Problem details:
Your answer is a single number: how many lines hold the word "log₁₀"?

Source data:
■ ■ ■
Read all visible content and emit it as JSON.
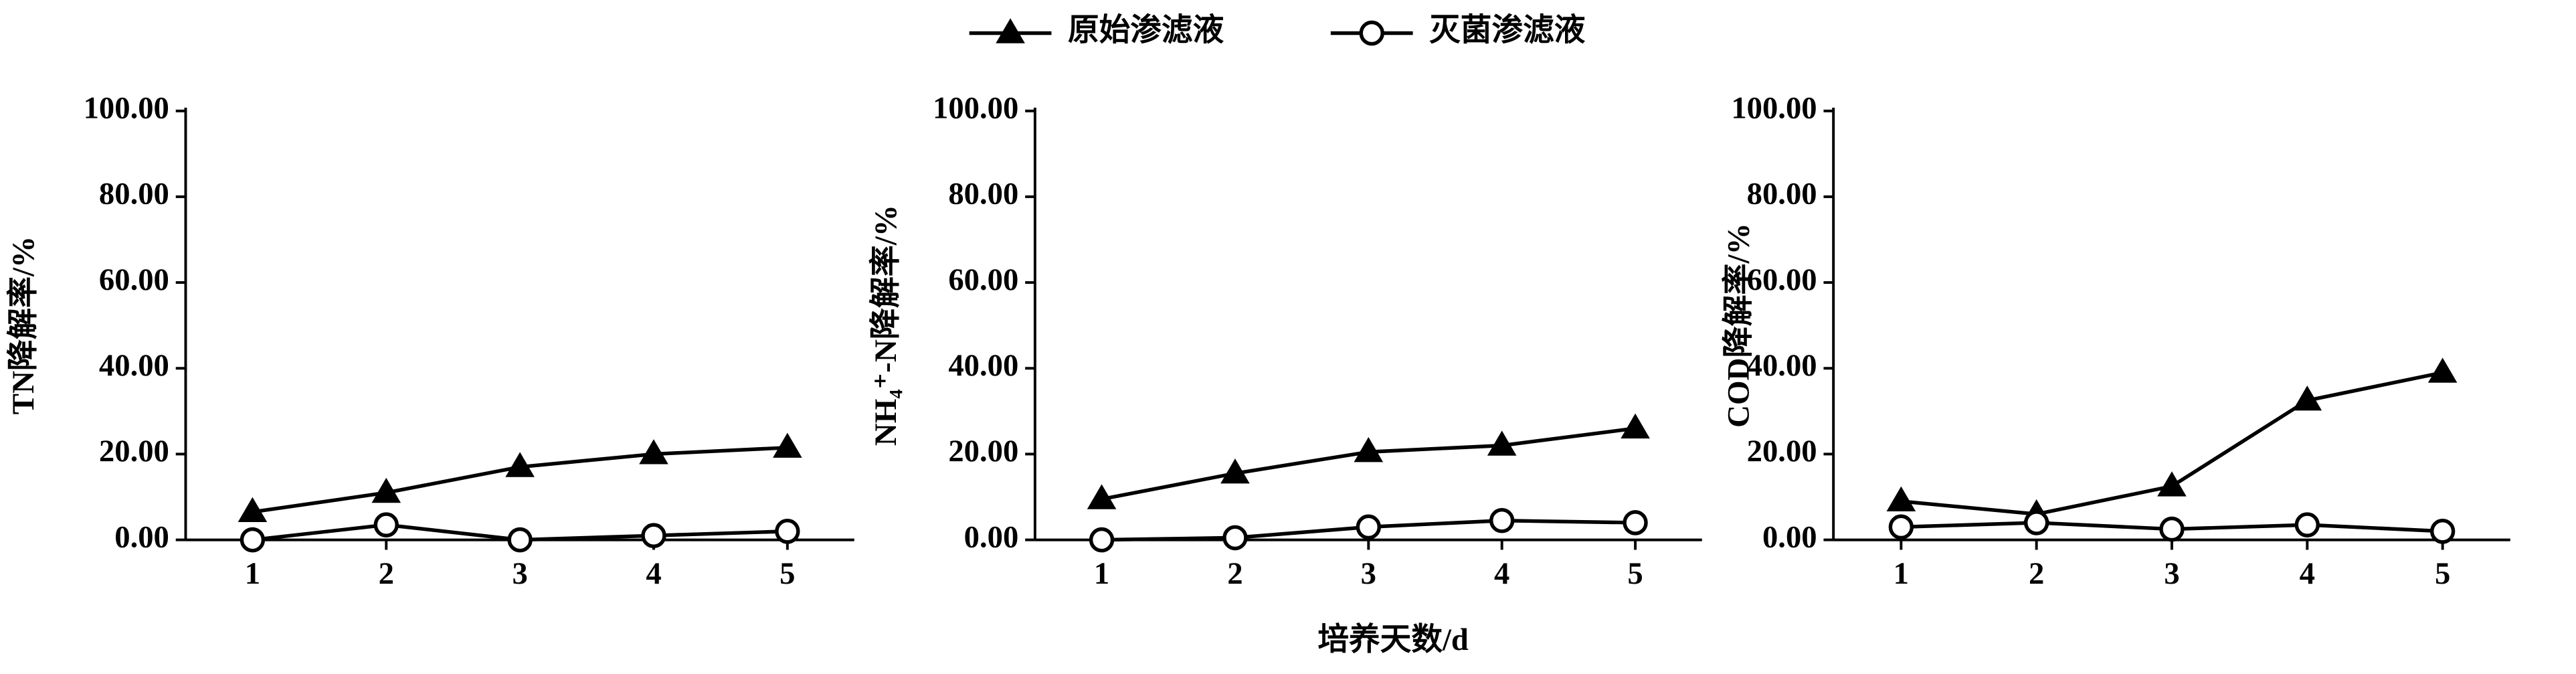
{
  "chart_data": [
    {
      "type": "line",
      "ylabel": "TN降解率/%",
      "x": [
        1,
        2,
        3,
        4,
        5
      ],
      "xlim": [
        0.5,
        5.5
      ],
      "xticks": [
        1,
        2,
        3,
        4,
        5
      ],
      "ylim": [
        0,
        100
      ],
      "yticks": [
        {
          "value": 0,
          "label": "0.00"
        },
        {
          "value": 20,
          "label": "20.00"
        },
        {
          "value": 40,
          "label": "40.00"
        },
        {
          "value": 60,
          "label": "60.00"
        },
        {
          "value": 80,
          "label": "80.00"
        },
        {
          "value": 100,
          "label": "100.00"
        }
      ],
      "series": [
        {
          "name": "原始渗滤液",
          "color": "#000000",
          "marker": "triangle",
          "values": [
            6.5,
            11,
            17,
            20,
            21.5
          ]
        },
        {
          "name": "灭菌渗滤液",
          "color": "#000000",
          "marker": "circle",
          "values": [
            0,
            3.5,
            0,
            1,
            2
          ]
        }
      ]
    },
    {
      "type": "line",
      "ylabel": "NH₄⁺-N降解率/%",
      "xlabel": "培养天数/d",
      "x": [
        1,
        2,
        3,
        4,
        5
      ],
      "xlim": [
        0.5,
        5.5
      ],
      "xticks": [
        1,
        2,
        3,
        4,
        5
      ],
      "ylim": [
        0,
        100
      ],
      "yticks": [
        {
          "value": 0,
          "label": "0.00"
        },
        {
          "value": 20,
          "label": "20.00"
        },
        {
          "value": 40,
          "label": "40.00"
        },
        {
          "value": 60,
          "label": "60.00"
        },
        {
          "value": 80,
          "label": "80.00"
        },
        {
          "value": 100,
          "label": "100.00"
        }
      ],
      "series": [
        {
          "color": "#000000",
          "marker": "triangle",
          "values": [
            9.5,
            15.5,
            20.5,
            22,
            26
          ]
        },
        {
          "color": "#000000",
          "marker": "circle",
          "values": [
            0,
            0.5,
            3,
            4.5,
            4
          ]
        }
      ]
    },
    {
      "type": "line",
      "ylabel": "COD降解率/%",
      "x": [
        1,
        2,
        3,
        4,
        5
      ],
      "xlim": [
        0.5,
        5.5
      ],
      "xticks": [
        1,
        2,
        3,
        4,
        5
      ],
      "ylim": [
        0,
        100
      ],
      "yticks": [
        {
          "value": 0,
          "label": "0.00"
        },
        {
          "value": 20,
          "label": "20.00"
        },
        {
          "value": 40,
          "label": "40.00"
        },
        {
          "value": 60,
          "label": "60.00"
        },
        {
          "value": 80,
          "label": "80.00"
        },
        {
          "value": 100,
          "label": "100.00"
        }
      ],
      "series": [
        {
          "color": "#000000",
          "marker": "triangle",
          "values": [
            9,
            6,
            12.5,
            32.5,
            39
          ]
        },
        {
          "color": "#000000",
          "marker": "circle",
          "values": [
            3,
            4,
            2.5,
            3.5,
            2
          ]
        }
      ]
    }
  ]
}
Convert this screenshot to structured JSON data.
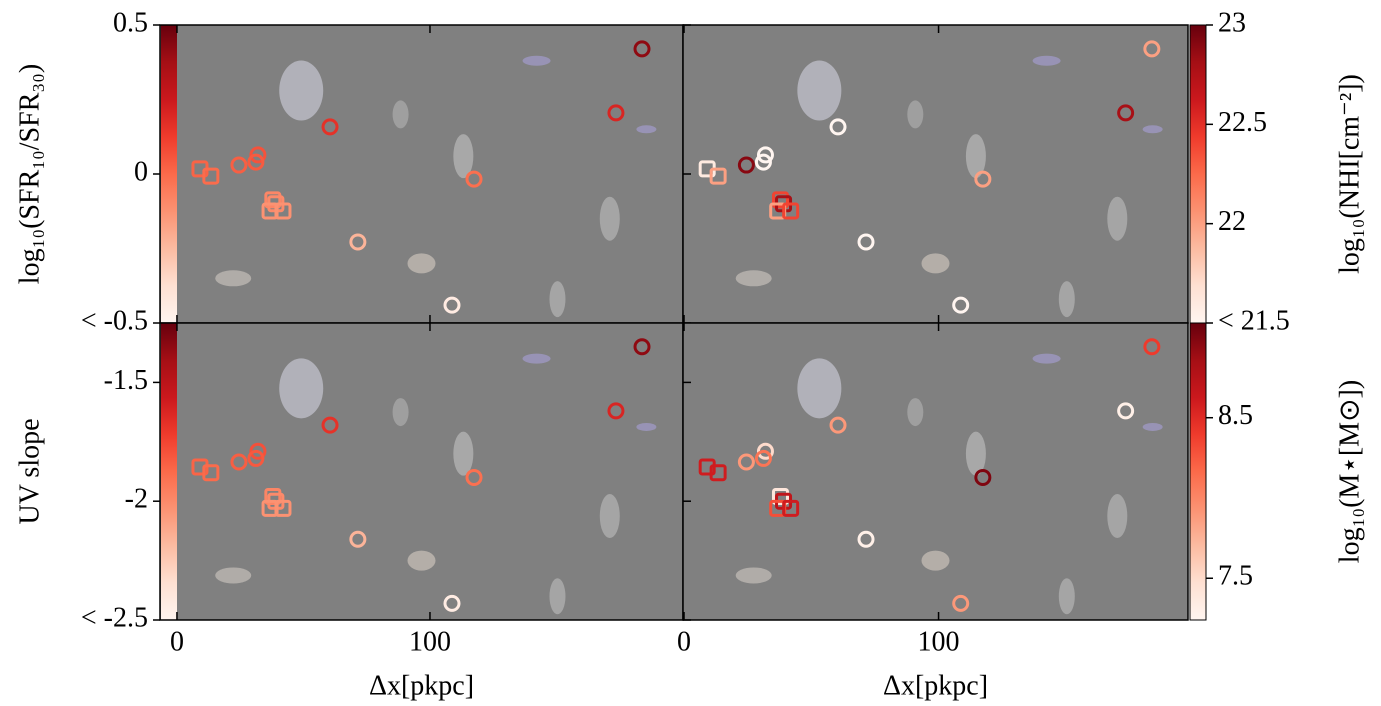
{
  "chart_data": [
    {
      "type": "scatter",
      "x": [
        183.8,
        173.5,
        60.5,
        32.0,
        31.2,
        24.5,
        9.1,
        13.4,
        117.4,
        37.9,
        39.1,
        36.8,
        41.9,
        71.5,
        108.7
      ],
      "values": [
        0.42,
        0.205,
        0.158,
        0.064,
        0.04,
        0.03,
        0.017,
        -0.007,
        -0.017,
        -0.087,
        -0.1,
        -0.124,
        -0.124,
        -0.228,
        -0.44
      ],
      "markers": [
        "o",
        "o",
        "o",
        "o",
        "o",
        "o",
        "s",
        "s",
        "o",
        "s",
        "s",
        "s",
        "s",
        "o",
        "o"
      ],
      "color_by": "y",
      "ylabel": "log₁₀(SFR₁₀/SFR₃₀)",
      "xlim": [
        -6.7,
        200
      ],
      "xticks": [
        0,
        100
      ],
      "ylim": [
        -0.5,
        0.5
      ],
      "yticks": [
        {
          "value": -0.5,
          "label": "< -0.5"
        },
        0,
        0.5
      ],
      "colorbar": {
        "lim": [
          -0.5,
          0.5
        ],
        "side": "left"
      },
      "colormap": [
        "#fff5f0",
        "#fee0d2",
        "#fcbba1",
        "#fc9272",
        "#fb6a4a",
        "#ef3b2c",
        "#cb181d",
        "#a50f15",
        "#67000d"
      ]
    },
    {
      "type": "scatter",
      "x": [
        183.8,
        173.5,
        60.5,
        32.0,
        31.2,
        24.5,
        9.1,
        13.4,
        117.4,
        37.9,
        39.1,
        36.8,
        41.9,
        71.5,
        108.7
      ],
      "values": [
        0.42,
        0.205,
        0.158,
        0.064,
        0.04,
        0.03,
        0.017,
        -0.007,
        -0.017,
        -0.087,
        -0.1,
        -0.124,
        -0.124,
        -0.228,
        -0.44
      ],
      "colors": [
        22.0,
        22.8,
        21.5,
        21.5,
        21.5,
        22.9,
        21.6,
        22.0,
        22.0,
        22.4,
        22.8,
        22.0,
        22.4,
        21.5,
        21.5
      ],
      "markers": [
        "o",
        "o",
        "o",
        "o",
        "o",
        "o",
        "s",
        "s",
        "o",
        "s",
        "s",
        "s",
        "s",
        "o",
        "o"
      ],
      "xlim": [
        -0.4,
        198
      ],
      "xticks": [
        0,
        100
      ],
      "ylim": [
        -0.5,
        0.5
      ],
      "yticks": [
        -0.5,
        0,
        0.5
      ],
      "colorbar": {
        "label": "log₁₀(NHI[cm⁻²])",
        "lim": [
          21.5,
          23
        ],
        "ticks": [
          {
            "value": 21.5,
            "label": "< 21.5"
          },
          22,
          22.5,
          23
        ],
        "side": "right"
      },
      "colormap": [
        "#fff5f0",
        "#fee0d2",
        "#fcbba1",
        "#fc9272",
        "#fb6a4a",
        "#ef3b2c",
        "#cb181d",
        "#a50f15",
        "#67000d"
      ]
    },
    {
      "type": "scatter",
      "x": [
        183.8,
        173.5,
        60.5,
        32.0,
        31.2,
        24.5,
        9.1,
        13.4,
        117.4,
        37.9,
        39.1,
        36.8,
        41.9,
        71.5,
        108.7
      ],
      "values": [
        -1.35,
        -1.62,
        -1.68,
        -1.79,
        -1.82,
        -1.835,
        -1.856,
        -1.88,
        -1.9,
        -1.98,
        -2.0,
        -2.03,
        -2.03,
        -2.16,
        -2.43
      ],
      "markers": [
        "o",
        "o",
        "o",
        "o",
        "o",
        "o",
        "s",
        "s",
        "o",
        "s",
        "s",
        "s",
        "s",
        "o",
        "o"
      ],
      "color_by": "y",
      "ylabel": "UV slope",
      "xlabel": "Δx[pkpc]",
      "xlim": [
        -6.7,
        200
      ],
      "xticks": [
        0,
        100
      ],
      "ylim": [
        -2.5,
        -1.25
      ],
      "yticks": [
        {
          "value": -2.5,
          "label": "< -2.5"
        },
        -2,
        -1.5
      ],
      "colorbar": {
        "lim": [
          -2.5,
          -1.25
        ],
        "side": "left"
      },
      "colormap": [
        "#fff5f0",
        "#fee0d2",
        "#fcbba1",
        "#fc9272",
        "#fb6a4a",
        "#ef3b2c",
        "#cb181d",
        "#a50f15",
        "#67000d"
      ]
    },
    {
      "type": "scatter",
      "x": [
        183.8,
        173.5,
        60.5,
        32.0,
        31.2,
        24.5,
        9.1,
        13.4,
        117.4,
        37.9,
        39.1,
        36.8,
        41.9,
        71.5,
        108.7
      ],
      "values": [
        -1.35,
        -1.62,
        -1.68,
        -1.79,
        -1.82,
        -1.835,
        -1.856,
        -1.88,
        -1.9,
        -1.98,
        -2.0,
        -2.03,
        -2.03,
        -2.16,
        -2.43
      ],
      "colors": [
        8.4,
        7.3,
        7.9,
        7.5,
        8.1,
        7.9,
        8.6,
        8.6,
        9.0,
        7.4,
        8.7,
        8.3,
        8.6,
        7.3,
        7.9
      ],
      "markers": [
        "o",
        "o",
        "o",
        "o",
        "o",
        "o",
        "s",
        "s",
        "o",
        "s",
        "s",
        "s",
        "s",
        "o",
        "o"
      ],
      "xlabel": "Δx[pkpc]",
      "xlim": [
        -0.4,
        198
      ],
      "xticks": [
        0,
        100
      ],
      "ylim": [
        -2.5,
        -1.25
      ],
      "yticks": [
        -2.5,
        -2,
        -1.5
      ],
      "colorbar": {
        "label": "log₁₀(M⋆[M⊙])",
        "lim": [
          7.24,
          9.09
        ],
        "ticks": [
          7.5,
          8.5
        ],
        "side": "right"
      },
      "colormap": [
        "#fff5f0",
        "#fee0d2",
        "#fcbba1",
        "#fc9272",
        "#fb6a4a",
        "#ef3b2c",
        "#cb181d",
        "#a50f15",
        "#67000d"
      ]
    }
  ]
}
■ ■ ■
Completed task:
3